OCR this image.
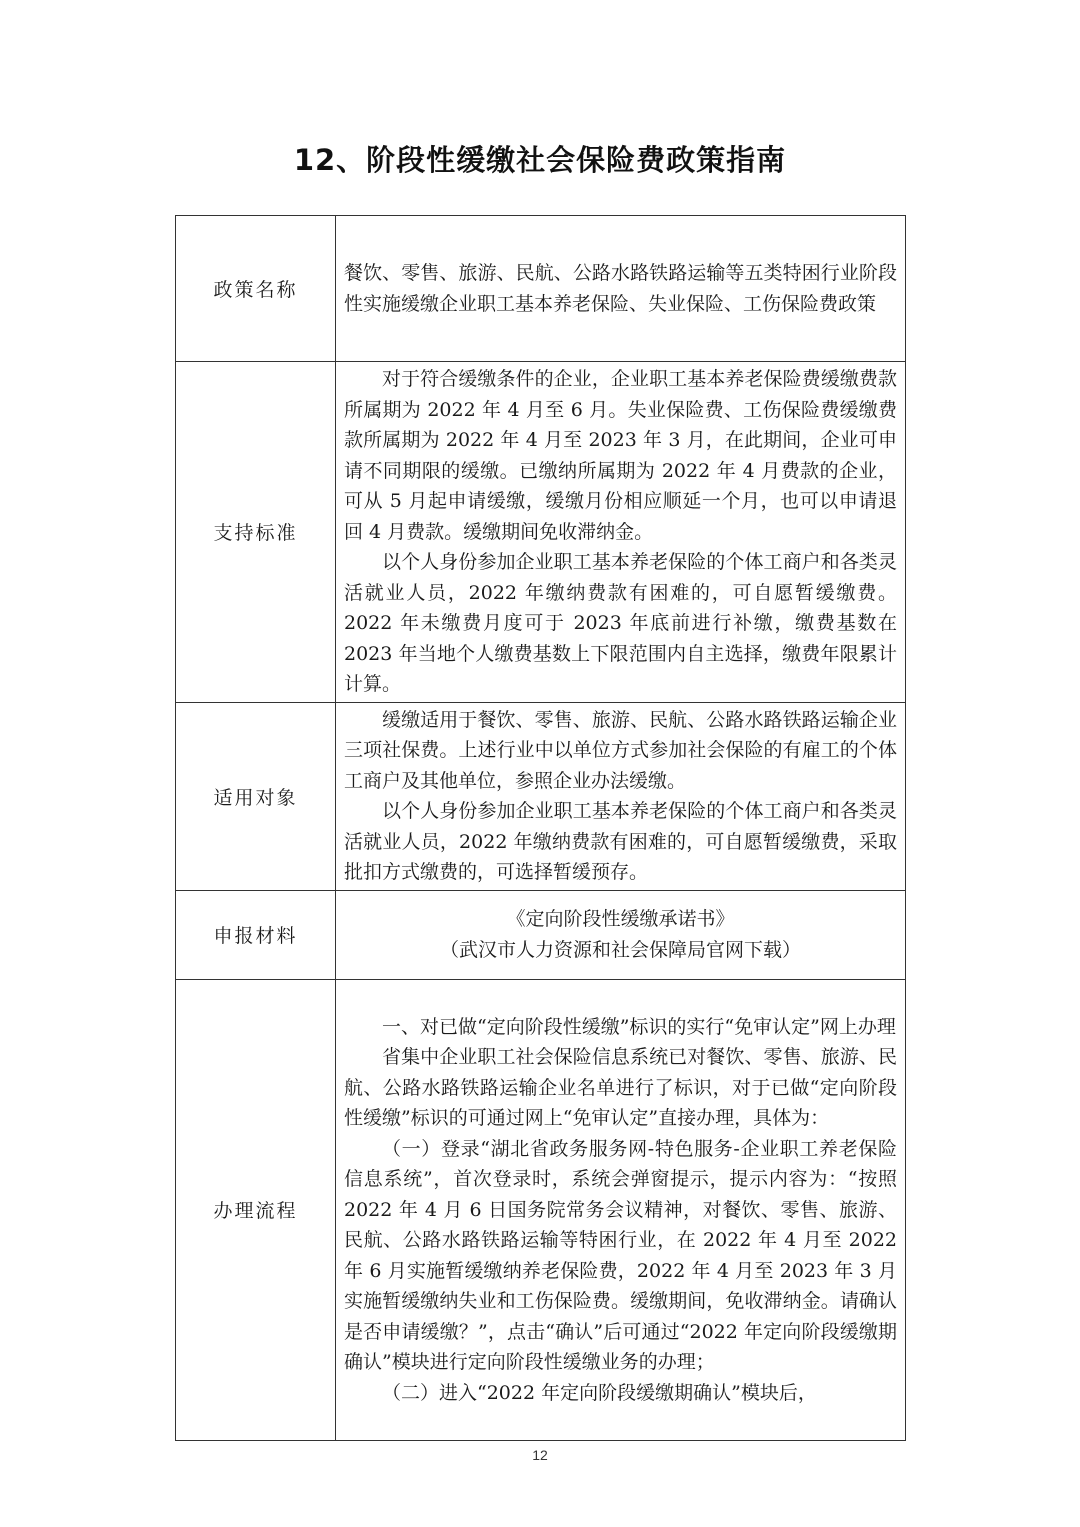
12、阶段性缓缴社会保险费政策指南
政策名称	餐饮、零售、旅游、民航、公路水路铁路运输等五类特困行业阶段性实施缓缴企业职工基本养老保险、失业保险、工伤保险费政策

支持标准	对于符合缓缴条件的企业，企业职工基本养老保险费缓缴费款所属期为 2022 年 4 月至 6 月。失业保险费、工伤保险费缓缴费款所属期为 2022 年 4 月至 2023 年 3 月，在此期间，企业可申请不同期限的缓缴。已缴纳所属期为 2022 年 4 月费款的企业，可从 5 月起申请缓缴，缓缴月份相应顺延一个月，也可以申请退回 4 月费款。缓缴期间免收滞纳金。

以个人身份参加企业职工基本养老保险的个体工商户和各类灵活就业人员，2022 年缴纳费款有困难的，可自愿暂缓缴费。2022 年未缴费月度可于 2023 年底前进行补缴，缴费基数在 2023 年当地个人缴费基数上下限范围内自主选择，缴费年限累计计算。

适用对象	缓缴适用于餐饮、零售、旅游、民航、公路水路铁路运输企业三项社保费。上述行业中以单位方式参加社会保险的有雇工的个体工商户及其他单位，参照企业办法缓缴。

以个人身份参加企业职工基本养老保险的个体工商户和各类灵活就业人员，2022 年缴纳费款有困难的，可自愿暂缓缴费，采取批扣方式缴费的，可选择暂缓预存。

申报材料	《定向阶段性缓缴承诺书》

（武汉市人力资源和社会保障局官网下载）

办理流程	一、对已做“定向阶段性缓缴”标识的实行“免审认定”网上办理

省集中企业职工社会保险信息系统已对餐饮、零售、旅游、民航、公路水路铁路运输企业名单进行了标识，对于已做“定向阶段性缓缴”标识的可通过网上“免审认定”直接办理，具体为：

（一）登录“湖北省政务服务网-特色服务-企业职工养老保险信息系统”，首次登录时，系统会弹窗提示，提示内容为：“按照 2022 年 4 月 6 日国务院常务会议精神，对餐饮、零售、旅游、民航、公路水路铁路运输等特困行业，在 2022 年 4 月至 2022 年 6 月实施暂缓缴纳养老保险费，2022 年 4 月至 2023 年 3 月实施暂缓缴纳失业和工伤保险费。缓缴期间，免收滞纳金。请确认是否申请缓缴？”，点击“确认”后可通过“2022 年定向阶段缓缴期确认”模块进行定向阶段性缓缴业务的办理；

（二）进入“2022 年定向阶段缓缴期确认”模块后，

12
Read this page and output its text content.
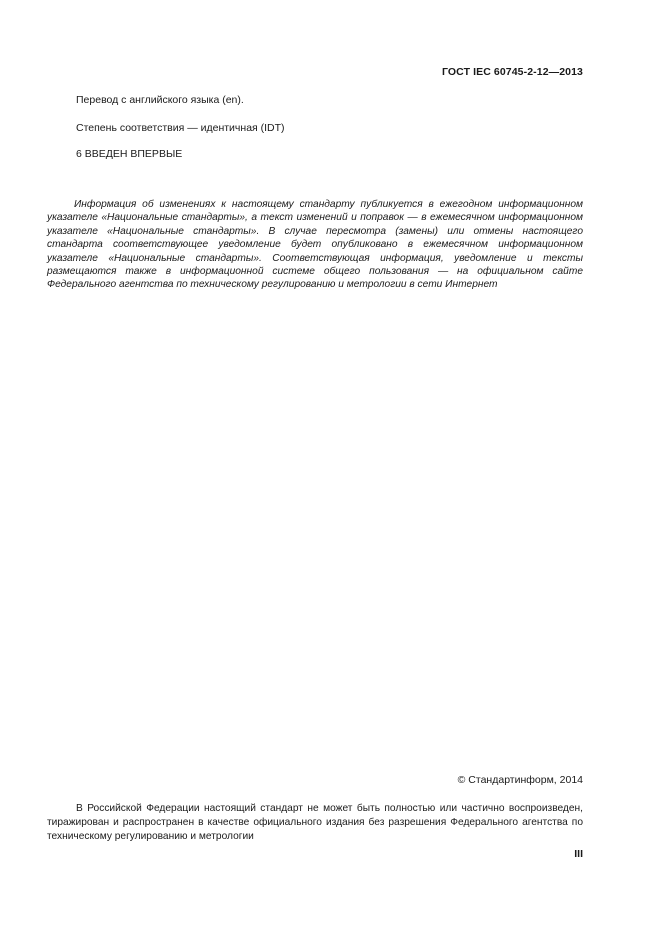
ГОСТ IEC 60745-2-12—2013
Перевод с английского языка (en).
Степень соответствия — идентичная (IDT)
6 ВВЕДЕН ВПЕРВЫЕ

Информация об изменениях к настоящему стандарту публикуется в ежегодном информационном указателе «Национальные стандарты», а текст изменений и поправок — в ежемесячном информационном указателе «Национальные стандарты». В случае пересмотра (замены) или отмены настоящего стандарта соответствующее уведомление будет опубликовано в ежемесячном информационном указателе «Национальные стандарты». Соответствующая информация, уведомление и тексты размещаются также в информационной системе общего пользования — на официальном сайте Федерального агентства по техническому регулированию и метрологии в сети Интернет

© Стандартинформ, 2014

В Российской Федерации настоящий стандарт не может быть полностью или частично воспроизведен, тиражирован и распространен в качестве официального издания без разрешения Федерального агентства по техническому регулированию и метрологии

III
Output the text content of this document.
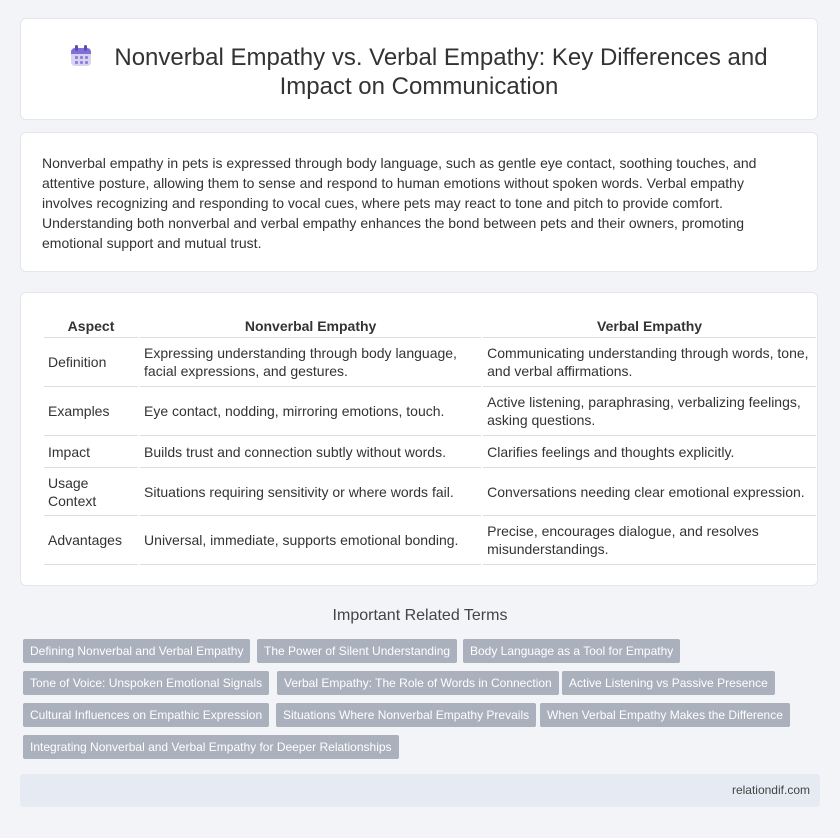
Nonverbal Empathy vs. Verbal Empathy: Key Differences and
Impact on Communication

Nonverbal empathy in pets is expressed through body language, such as gentle eye contact, soothing touches, and attentive posture, allowing them to sense and respond to human emotions without spoken words. Verbal empathy involves recognizing and responding to vocal cues, where pets may react to tone and pitch to provide comfort. Understanding both nonverbal and verbal empathy enhances the bond between pets and their owners, promoting emotional support and mutual trust.

Aspect	Nonverbal Empathy	Verbal Empathy
Definition	Expressing understanding through body language, facial expressions, and gestures.	Communicating understanding through words, tone, and verbal affirmations.
Examples	Eye contact, nodding, mirroring emotions, touch.	Active listening, paraphrasing, verbalizing feelings, asking questions.
Impact	Builds trust and connection subtly without words.	Clarifies feelings and thoughts explicitly.
Usage Context	Situations requiring sensitivity or where words fail.	Conversations needing clear emotional expression.
Advantages	Universal, immediate, supports emotional bonding.	Precise, encourages dialogue, and resolves misunderstandings.
Important Related Terms
Defining Nonverbal and Verbal Empathy	The Power of Silent Understanding	Body Language as a Tool for Empathy
Tone of Voice: Unspoken Emotional Signals	Verbal Empathy: The Role of Words in Connection	Active Listening vs Passive Presence
Cultural Influences on Empathic Expression	Situations Where Nonverbal Empathy Prevails	When Verbal Empathy Makes the Difference
Integrating Nonverbal and Verbal Empathy for Deeper Relationships
relationdif.com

◇ ◇ ◇

#### CHALLENGE:
Using the material above, count the lines containing the word "年定向阶段缓缴期确认". Reply with the number alone.

#### FINISHED TASK:
2